# [Objectif énoncé 1]
Recopiez le passage fourni entre « Luck, très belle, est » et « la frontière laotienne. », bornes comprises.
# [Objectif énoncé 2]
Selon le passage fourni, pour quelle raison Luck se prostitue-t-elle ? Répondez en une à trois phrases.

# [Passage fourni]
= = = =
Bangkok est une mégapole en perpétuelle extension.
Au cœur de l’agglomération se trouve la rue Thaniya un îlot «chaud» de la ville, fréquenté essentiellement par une clientèle japonaise.
Luck, très belle, est une des reines de la nuit.Venue de la province du Nord-Est, elle se prostitue pour subvenir aux besoins de sa nombreuse et nécessiteuse famille restée dans la région de la frontière laotienne.
Un jour, elle retrouve Ozawa, un ancien client qui a connu des revers de fortune et croupit dans une chambre, dans les bas-quartiers.
Quand Ozawa doit se rendre au Laos, Luck décide de l’accompagner. Il la présente à ses proches comme pour lui offrir une dernière chance.
Mais loin de Bankok, Ozawa qui aspire à une existence paisible, est confronté aux cicatrices du colonialisme et à celles de Luck.
Le premier plan de « Bangkok Nites » donne a voir de nuit, depuis une fenêtre, une vue d’ensemble sur la ville en contre-bas, dont le trafic intense produit l’impression d’ une effervescence feutrée et silencieuse.
= = = =
# [Données disponibles]
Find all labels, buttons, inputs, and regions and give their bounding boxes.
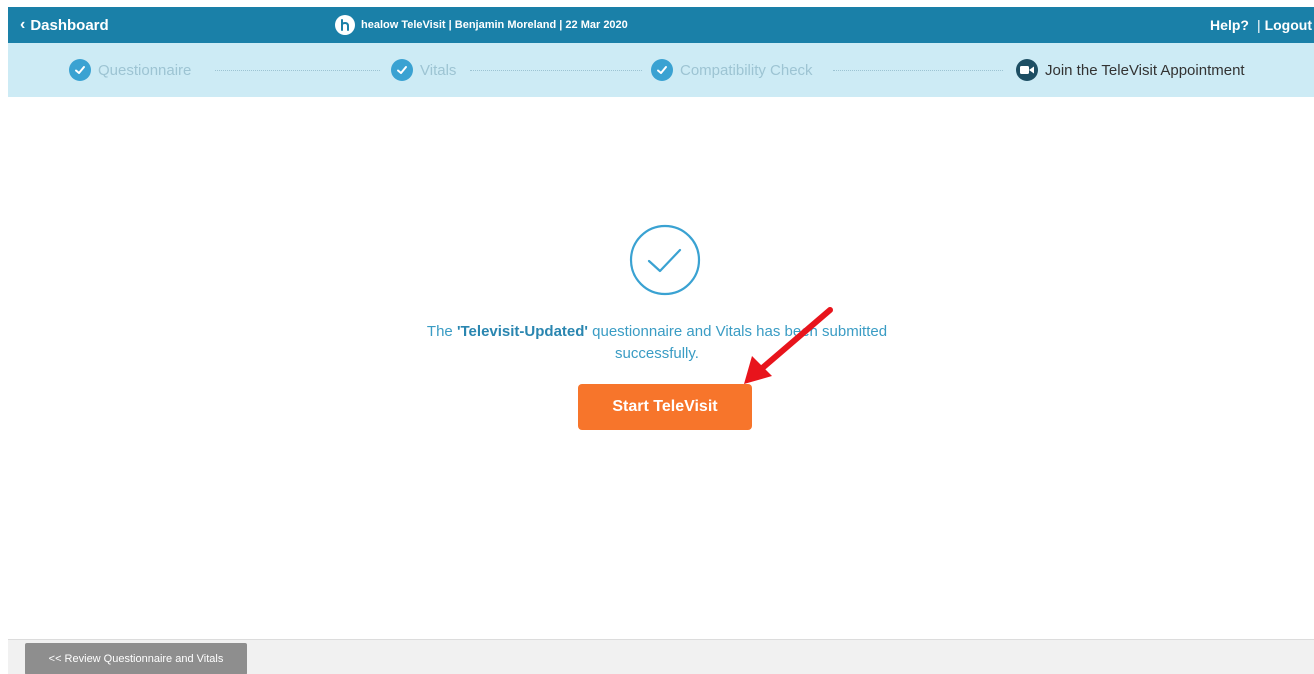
= = = =
# [Solution proposée 1]
Luck, très belle, est une des reines de la nuit.Venue de la province du Nord-Est, elle se prostitue pour subvenir aux besoins de sa nombreuse et nécessiteuse famille restée dans la région de la frontière laotienne.

# [Solution proposée 2]
Luck se prostitue pour subvenir aux besoins de sa famille. Cette famille est nombreuse et nécessiteuse, et elle est restée dans la région de la frontière laotienne.